TASK INPUT
begin

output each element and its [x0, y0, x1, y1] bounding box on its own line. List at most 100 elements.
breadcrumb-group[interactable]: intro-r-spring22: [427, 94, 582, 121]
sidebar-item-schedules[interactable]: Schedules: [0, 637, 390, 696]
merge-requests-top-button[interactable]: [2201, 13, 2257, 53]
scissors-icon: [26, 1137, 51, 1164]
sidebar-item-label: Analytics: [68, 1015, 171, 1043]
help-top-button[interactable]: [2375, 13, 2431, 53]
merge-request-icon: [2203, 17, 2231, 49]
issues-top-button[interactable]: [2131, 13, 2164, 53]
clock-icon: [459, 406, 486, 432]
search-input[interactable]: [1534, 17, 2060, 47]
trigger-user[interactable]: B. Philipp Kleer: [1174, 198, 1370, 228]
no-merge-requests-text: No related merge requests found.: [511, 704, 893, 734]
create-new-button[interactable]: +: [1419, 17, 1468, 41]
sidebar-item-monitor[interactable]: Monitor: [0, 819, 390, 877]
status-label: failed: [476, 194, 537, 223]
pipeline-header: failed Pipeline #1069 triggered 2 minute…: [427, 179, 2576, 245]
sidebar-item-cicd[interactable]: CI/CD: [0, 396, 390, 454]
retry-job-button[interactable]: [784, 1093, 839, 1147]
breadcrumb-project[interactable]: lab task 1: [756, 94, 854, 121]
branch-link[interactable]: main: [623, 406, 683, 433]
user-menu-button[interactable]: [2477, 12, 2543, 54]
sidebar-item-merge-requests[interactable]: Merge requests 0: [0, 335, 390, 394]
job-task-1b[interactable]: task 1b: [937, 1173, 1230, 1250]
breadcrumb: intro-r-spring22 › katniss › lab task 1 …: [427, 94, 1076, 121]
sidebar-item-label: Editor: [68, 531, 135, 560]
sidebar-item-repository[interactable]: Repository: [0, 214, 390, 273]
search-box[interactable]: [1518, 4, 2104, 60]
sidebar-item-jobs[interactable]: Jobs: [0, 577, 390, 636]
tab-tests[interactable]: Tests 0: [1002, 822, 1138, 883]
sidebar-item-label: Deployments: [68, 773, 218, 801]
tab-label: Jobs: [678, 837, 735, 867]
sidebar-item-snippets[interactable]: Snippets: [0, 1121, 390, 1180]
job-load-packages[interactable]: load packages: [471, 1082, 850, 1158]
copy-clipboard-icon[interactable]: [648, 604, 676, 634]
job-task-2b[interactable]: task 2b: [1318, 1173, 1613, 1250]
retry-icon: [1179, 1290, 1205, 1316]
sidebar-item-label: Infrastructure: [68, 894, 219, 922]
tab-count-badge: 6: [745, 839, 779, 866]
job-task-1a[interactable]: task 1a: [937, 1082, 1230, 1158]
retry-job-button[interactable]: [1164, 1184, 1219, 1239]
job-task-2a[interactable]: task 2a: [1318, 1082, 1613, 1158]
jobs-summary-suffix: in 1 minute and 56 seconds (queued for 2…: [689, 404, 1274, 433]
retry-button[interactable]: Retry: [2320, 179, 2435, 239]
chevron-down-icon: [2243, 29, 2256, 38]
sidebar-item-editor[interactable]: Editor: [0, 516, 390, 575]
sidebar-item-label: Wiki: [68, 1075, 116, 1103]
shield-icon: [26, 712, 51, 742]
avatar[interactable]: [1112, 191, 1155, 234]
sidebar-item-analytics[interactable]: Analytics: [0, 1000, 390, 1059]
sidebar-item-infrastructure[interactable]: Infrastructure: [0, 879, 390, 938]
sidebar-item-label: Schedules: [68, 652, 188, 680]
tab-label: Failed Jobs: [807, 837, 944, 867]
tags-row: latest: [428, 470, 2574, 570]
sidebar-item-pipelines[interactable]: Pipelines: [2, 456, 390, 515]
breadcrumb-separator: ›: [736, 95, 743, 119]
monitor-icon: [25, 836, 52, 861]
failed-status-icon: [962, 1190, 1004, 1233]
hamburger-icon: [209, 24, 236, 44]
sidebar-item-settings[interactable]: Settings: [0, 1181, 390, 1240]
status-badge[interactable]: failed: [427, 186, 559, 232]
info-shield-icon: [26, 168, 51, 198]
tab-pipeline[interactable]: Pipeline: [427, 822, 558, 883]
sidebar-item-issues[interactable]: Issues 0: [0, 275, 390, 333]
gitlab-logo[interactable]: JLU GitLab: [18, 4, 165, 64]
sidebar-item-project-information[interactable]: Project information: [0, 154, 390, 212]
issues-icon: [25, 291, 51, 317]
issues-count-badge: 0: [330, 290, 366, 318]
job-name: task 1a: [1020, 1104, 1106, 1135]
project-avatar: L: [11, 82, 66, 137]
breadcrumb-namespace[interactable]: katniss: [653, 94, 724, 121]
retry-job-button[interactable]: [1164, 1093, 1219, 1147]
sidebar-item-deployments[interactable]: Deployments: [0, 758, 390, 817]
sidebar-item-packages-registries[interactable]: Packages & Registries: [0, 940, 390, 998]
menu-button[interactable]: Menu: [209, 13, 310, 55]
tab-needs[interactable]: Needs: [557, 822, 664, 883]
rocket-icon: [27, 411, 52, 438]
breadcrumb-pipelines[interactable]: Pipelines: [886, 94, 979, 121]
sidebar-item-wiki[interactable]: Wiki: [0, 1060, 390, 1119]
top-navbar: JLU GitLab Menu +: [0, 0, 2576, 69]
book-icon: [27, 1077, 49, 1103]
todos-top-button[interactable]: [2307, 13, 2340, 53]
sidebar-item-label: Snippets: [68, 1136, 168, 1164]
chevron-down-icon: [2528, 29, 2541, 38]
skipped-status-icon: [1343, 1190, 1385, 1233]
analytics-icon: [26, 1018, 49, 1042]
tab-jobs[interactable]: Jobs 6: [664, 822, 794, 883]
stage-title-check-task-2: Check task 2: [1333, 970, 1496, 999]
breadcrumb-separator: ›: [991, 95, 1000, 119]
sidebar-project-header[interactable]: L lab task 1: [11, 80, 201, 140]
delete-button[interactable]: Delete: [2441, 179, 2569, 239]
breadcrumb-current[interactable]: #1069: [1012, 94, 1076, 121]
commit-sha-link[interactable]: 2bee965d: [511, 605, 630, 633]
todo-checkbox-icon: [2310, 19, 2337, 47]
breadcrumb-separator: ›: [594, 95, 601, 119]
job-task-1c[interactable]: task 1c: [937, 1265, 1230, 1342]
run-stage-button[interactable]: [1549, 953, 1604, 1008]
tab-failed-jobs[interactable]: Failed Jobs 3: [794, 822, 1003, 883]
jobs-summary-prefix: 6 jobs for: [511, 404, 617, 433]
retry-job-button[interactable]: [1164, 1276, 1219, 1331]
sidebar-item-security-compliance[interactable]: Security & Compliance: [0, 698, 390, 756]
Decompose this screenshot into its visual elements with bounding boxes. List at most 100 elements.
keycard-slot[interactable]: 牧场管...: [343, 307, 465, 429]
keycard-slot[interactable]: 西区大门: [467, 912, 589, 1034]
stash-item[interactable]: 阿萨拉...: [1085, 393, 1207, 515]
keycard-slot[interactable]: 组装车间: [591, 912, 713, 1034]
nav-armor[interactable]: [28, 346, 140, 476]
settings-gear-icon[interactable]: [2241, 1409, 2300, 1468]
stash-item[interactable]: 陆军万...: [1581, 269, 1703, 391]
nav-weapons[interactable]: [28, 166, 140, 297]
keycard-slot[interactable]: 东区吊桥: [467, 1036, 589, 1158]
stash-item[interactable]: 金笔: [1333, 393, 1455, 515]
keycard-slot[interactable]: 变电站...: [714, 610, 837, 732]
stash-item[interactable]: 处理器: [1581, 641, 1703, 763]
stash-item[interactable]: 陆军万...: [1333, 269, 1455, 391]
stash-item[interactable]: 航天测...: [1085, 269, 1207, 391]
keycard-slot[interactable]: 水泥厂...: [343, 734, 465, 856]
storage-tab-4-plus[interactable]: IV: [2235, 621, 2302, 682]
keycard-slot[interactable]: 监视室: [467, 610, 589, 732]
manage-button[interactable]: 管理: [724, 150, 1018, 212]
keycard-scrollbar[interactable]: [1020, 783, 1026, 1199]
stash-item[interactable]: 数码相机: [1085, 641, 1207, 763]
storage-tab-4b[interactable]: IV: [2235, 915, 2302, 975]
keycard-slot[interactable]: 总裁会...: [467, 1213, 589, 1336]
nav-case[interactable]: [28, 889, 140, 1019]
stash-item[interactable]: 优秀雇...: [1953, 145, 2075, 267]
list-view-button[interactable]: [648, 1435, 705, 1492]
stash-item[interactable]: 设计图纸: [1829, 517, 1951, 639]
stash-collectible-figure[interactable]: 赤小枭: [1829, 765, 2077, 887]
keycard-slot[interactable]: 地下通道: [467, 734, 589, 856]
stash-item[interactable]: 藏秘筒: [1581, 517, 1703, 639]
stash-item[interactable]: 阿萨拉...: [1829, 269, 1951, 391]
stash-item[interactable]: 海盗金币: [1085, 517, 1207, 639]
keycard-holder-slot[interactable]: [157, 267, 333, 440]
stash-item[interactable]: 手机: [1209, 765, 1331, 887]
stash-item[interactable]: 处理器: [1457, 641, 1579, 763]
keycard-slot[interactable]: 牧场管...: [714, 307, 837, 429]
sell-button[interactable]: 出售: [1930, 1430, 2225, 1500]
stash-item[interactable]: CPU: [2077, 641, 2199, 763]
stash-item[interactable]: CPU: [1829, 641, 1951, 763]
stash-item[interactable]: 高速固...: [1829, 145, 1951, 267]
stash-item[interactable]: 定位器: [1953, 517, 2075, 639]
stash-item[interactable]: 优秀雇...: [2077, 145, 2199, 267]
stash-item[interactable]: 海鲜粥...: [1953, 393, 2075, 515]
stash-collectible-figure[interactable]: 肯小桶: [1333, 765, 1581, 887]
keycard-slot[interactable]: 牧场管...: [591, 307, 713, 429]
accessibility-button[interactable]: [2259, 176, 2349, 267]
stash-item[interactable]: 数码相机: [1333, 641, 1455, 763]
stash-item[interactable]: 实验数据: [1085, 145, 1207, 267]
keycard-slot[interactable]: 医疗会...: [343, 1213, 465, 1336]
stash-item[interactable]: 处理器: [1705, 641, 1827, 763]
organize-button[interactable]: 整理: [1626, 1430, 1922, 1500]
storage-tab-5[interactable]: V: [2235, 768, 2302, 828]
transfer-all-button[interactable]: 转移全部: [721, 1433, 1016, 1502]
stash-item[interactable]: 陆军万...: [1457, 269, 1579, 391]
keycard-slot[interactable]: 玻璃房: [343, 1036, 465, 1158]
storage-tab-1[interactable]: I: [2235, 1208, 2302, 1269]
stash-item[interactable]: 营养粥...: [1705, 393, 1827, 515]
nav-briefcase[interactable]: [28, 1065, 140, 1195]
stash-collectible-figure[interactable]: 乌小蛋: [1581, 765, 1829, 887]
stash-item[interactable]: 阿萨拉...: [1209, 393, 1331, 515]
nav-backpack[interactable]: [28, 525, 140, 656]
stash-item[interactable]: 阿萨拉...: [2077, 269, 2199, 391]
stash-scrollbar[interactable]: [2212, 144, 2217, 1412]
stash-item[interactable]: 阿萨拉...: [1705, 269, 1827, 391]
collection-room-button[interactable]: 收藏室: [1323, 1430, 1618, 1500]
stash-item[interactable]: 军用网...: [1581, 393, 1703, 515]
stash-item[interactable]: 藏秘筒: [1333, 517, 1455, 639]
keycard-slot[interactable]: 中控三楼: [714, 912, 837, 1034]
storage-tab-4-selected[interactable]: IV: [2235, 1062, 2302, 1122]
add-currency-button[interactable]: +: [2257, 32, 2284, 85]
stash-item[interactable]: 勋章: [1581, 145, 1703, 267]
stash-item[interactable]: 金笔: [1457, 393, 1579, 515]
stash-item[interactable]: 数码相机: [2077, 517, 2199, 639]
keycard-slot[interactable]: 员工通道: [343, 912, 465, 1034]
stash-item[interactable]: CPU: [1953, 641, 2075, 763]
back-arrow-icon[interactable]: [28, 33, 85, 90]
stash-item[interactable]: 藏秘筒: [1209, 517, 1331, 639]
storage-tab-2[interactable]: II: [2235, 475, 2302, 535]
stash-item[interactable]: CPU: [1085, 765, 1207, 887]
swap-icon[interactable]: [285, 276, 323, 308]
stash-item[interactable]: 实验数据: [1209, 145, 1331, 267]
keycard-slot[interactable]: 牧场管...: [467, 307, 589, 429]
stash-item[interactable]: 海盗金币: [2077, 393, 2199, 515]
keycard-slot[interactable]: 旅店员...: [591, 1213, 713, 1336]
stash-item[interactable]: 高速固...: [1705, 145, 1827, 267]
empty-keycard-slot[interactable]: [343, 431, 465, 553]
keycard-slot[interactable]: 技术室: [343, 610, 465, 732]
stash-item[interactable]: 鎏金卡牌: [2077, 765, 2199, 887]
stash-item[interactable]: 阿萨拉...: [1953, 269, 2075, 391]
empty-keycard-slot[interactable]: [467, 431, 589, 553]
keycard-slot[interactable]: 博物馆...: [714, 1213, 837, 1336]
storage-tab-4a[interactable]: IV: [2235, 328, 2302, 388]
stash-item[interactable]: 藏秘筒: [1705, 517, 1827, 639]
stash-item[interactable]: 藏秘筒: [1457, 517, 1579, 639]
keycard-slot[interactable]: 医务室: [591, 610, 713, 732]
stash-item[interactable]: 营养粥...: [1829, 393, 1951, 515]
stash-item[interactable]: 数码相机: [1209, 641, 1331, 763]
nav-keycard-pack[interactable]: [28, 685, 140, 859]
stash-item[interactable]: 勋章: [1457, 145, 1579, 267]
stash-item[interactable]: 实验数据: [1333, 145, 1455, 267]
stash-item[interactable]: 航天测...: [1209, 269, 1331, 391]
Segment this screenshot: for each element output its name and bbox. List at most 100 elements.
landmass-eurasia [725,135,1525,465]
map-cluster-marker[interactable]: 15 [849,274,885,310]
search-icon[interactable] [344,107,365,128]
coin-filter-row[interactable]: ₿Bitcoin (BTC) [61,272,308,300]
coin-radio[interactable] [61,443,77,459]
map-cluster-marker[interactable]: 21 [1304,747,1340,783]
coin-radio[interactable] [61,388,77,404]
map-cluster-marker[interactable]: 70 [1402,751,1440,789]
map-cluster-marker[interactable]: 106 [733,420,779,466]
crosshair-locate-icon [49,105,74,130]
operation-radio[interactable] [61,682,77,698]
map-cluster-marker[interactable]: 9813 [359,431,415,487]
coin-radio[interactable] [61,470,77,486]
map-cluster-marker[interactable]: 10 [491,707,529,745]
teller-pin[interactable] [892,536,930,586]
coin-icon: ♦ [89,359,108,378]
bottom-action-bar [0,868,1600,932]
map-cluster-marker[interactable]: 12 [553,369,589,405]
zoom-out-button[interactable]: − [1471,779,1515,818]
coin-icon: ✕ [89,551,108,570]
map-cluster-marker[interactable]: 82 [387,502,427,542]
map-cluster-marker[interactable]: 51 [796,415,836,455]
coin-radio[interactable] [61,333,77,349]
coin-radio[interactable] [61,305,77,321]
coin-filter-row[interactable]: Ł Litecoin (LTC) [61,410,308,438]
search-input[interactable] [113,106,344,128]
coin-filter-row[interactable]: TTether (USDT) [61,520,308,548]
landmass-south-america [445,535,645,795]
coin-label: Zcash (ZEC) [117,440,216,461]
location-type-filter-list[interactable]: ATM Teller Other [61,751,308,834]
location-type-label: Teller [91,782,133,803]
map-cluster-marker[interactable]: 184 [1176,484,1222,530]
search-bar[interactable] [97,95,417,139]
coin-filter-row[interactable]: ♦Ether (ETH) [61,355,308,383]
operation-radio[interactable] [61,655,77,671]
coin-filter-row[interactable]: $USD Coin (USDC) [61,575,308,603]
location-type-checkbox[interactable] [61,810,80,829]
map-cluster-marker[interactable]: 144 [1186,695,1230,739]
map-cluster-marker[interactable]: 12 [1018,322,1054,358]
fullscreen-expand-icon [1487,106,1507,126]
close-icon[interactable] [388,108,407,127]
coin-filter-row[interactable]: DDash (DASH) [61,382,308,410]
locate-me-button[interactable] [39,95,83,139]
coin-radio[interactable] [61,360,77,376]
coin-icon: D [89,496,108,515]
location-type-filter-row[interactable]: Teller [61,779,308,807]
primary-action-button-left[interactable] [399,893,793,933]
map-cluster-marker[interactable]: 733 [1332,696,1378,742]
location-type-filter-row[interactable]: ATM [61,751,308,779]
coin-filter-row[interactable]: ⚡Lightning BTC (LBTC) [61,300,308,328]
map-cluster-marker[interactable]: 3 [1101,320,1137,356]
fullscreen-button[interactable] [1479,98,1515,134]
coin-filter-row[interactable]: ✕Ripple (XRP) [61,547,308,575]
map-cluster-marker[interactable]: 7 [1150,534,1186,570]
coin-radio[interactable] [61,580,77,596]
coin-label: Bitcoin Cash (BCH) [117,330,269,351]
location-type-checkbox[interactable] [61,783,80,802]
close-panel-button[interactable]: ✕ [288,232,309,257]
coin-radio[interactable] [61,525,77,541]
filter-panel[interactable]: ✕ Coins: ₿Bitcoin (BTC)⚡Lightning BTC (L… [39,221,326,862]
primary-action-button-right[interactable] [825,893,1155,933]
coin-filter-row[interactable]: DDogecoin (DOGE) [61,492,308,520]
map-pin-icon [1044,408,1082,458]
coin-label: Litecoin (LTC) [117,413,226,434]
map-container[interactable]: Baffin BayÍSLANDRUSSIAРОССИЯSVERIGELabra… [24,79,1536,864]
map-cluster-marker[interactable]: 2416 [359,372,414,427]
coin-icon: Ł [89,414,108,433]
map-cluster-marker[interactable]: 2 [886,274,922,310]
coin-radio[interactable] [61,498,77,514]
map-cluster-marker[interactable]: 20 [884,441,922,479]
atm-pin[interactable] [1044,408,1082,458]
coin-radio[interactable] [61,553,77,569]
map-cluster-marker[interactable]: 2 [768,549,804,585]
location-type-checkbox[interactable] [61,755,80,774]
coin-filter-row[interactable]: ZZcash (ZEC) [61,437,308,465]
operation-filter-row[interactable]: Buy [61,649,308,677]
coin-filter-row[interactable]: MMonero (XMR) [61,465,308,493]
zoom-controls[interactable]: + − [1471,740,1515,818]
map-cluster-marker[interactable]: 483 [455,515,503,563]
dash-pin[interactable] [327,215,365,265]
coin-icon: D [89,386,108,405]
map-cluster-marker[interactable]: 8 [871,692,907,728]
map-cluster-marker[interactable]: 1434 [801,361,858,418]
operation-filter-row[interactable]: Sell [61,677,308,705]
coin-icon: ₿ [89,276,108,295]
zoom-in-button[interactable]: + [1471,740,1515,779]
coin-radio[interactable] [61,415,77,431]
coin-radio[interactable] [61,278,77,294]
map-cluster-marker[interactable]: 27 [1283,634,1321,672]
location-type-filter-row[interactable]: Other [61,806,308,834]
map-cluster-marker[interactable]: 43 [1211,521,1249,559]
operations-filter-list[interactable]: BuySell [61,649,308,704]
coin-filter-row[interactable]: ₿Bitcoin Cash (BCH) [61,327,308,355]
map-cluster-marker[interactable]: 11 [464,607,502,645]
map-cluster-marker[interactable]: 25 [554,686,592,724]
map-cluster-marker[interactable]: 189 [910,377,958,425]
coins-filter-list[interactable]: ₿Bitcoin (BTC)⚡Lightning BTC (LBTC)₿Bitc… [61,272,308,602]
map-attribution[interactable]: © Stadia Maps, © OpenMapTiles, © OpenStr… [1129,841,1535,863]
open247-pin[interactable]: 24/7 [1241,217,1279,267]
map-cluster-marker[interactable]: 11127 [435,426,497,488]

end

GOAL
Repeat everything from the start of the listing down to the line containing "help-top-button[interactable]: [2375, 13, 2431, 53]", including both of those ends.

RESULT BELOW
output each element and its [x0, y0, x1, y1] bounding box on its own line. List at most 100 elements.
breadcrumb-group[interactable]: intro-r-spring22: [427, 94, 582, 121]
sidebar-item-schedules[interactable]: Schedules: [0, 637, 390, 696]
merge-requests-top-button[interactable]: [2201, 13, 2257, 53]
scissors-icon: [26, 1137, 51, 1164]
sidebar-item-label: Analytics: [68, 1015, 171, 1043]
help-top-button[interactable]: [2375, 13, 2431, 53]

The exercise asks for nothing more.